**Stated exercise**
Give back the entire listing verbatim.

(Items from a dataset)
## begin
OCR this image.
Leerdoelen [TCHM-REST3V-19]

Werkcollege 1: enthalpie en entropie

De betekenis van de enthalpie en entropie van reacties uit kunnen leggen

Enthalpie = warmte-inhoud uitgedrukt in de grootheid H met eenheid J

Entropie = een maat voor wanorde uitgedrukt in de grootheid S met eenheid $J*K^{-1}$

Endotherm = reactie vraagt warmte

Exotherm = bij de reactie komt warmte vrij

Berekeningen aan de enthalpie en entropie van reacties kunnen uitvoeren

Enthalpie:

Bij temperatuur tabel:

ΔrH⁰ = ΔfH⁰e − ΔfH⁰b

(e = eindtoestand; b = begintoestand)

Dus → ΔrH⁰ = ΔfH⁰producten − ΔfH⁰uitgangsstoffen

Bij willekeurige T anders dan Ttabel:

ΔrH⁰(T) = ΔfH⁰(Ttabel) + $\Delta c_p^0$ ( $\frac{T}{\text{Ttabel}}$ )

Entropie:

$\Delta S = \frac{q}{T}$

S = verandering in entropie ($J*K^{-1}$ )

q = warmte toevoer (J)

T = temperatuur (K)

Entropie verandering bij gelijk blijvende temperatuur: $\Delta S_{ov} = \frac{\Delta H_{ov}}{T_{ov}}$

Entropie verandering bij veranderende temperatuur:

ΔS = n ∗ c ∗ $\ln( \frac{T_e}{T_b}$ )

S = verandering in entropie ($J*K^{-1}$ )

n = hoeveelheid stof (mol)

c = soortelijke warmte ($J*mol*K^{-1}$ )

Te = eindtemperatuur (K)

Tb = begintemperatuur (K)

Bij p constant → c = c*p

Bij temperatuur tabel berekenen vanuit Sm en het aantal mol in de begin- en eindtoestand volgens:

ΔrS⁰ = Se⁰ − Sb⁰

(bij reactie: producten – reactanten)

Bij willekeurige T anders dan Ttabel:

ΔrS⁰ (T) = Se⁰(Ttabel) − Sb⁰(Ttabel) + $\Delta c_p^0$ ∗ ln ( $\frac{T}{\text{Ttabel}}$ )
## end
**The completed task**
OCR this image.
Leerdoelen [TCHM-REST3V-19]

Werkcollege 1: enthalpie en entropie

De betekenis van de enthalpie en entropie van reacties uit kunnen leggen

Enthalpie = warmte-inhoud uitgedrukt in de grootheid H met eenheid J

Entropie = een maat voor wanorde uitgedrukt in de grootheid S met eenheid $J*K^{-1}$

Endotherm = reactie vraagt warmte

Exotherm = bij de reactie komt warmte vrij

Berekeningen aan de enthalpie en entropie van reacties kunnen uitvoeren

Enthalpie:

Bij temperatuur tabel:

ΔrH⁰ = ΔfH⁰e − ΔfH⁰b

(e = eindtoestand; b = begintoestand)

Dus → ΔrH⁰ = ΔfH⁰producten − ΔfH⁰uitgangsstoffen

Bij willekeurige T anders dan Ttabel:

ΔrH⁰(T) = ΔfH⁰(Ttabel) + $\Delta c_p^0$ ( $\frac{T}{\text{Ttabel}}$ )

Entropie:

$\Delta S = \frac{q}{T}$

S = verandering in entropie ($J*K^{-1}$ )

q = warmte toevoer (J)

T = temperatuur (K)

Entropie verandering bij gelijk blijvende temperatuur: $\Delta S_{ov} = \frac{\Delta H_{ov}}{T_{ov}}$

Entropie verandering bij veranderende temperatuur:

ΔS = n ∗ c ∗ $\ln( \frac{T_e}{T_b}$ )

S = verandering in entropie ($J*K^{-1}$ )

n = hoeveelheid stof (mol)

c = soortelijke warmte ($J*mol*K^{-1}$ )

Te = eindtemperatuur (K)

Tb = begintemperatuur (K)

Bij p constant → c = c*p

Bij temperatuur tabel berekenen vanuit Sm en het aantal mol in de begin- en eindtoestand volgens:

ΔrS⁰ = Se⁰ − Sb⁰

(bij reactie: producten – reactanten)

Bij willekeurige T anders dan Ttabel:

ΔrS⁰ (T) = Se⁰(Ttabel) − Sb⁰(Ttabel) + $\Delta c_p^0$ ∗ ln ( $\frac{T}{\text{Ttabel}}$ )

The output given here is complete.